#### [WRITTEN TASK]
Write the data below out exactly as it stands. Do not include the pictures.

#### [DATA TO PROCESS]
══════════════════════════════

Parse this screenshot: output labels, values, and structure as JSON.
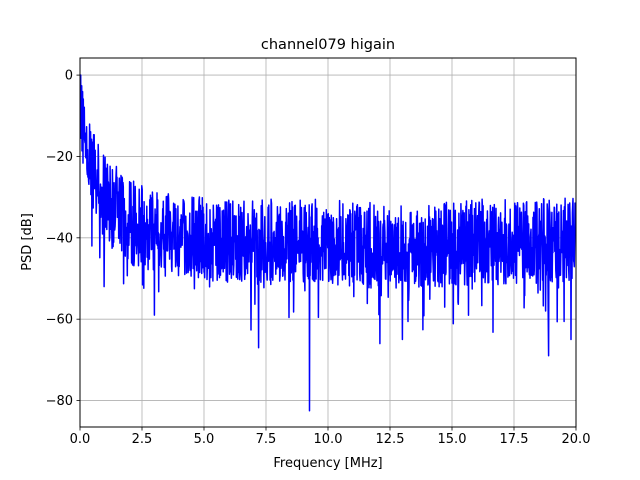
{
  "chart_data": {
    "type": "line",
    "title": "channel079 higain",
    "xlabel": "Frequency [MHz]",
    "ylabel": "PSD [dB]",
    "xlim": [
      0,
      20
    ],
    "ylim": [
      -86.5,
      4.2
    ],
    "x_ticks": [
      0,
      2.5,
      5,
      7.5,
      10,
      12.5,
      15,
      17.5,
      20
    ],
    "x_tick_labels": [
      "0.0",
      "2.5",
      "5.0",
      "7.5",
      "10.0",
      "12.5",
      "15.0",
      "17.5",
      "20.0"
    ],
    "y_ticks": [
      0,
      -20,
      -40,
      -60,
      -80
    ],
    "y_tick_labels": [
      "0",
      "−20",
      "−40",
      "−60",
      "−80"
    ],
    "grid": true,
    "series": [
      {
        "color": "#0000ff",
        "x": [
          0,
          0.05,
          0.1,
          0.15,
          0.2,
          0.3,
          0.4,
          0.5,
          0.7,
          1.0,
          1.5,
          2.0,
          3.0,
          4.0,
          6.0,
          8.0,
          10.0,
          12.0,
          14.0,
          16.0,
          18.0,
          20.0
        ],
        "center_db": [
          0,
          -4,
          -8,
          -11,
          -14,
          -18,
          -21,
          -24,
          -27,
          -30,
          -33,
          -36,
          -39,
          -40,
          -41,
          -41,
          -41,
          -42,
          -42,
          -41,
          -41,
          -40
        ],
        "points_per_mhz": 75,
        "notable_dips": [
          {
            "x": 0.48,
            "y": -42
          },
          {
            "x": 0.98,
            "y": -52
          },
          {
            "x": 3.0,
            "y": -59
          },
          {
            "x": 7.2,
            "y": -67
          },
          {
            "x": 9.25,
            "y": -82.5
          },
          {
            "x": 12.1,
            "y": -66
          },
          {
            "x": 13.0,
            "y": -65
          },
          {
            "x": 18.9,
            "y": -69
          },
          {
            "x": 19.8,
            "y": -65
          }
        ]
      }
    ]
  }
}
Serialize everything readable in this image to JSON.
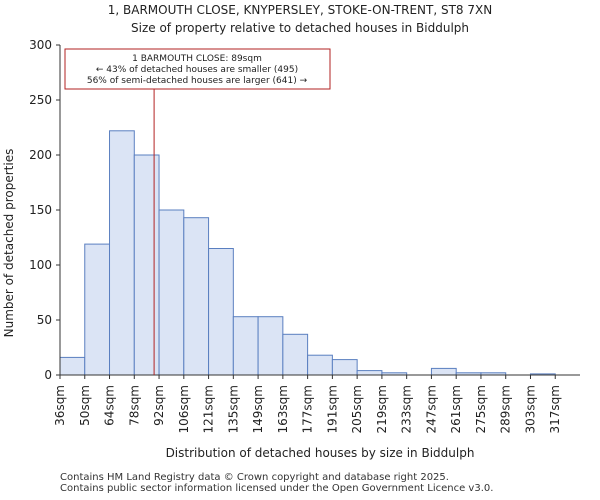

══════════════════════════════

#### [SOLUTION FOR THIS EXERCISE]
Parse this screenshot: output labels, values, and structure as JSON.
{
  "chart_data": {
    "type": "line",
    "title": "channel079 higain",
    "xlabel": "Frequency [MHz]",
    "ylabel": "PSD [dB]",
    "xlim": [
      0,
      20
    ],
    "ylim": [
      -86.5,
      4.2
    ],
    "x_ticks": [
      0,
      2.5,
      5,
      7.5,
      10,
      12.5,
      15,
      17.5,
      20
    ],
    "x_tick_labels": [
      "0.0",
      "2.5",
      "5.0",
      "7.5",
      "10.0",
      "12.5",
      "15.0",
      "17.5",
      "20.0"
    ],
    "y_ticks": [
      0,
      -20,
      -40,
      -60,
      -80
    ],
    "y_tick_labels": [
      "0",
      "−20",
      "−40",
      "−60",
      "−80"
    ],
    "grid": true,
    "series": [
      {
        "color": "#0000ff",
        "x": [
          0,
          0.05,
          0.1,
          0.15,
          0.2,
          0.3,
          0.4,
          0.5,
          0.7,
          1.0,
          1.5,
          2.0,
          3.0,
          4.0,
          6.0,
          8.0,
          10.0,
          12.0,
          14.0,
          16.0,
          18.0,
          20.0
        ],
        "center_db": [
          0,
          -4,
          -8,
          -11,
          -14,
          -18,
          -21,
          -24,
          -27,
          -30,
          -33,
          -36,
          -39,
          -40,
          -41,
          -41,
          -41,
          -42,
          -42,
          -41,
          -41,
          -40
        ],
        "points_per_mhz": 75,
        "notable_dips": [
          {
            "x": 0.48,
            "y": -42
          },
          {
            "x": 0.98,
            "y": -52
          },
          {
            "x": 3.0,
            "y": -59
          },
          {
            "x": 7.2,
            "y": -67
          },
          {
            "x": 9.25,
            "y": -82.5
          },
          {
            "x": 12.1,
            "y": -66
          },
          {
            "x": 13.0,
            "y": -65
          },
          {
            "x": 18.9,
            "y": -69
          },
          {
            "x": 19.8,
            "y": -65
          }
        ]
      }
    ]
  }
}
Serialize everything readable in this image to JSON.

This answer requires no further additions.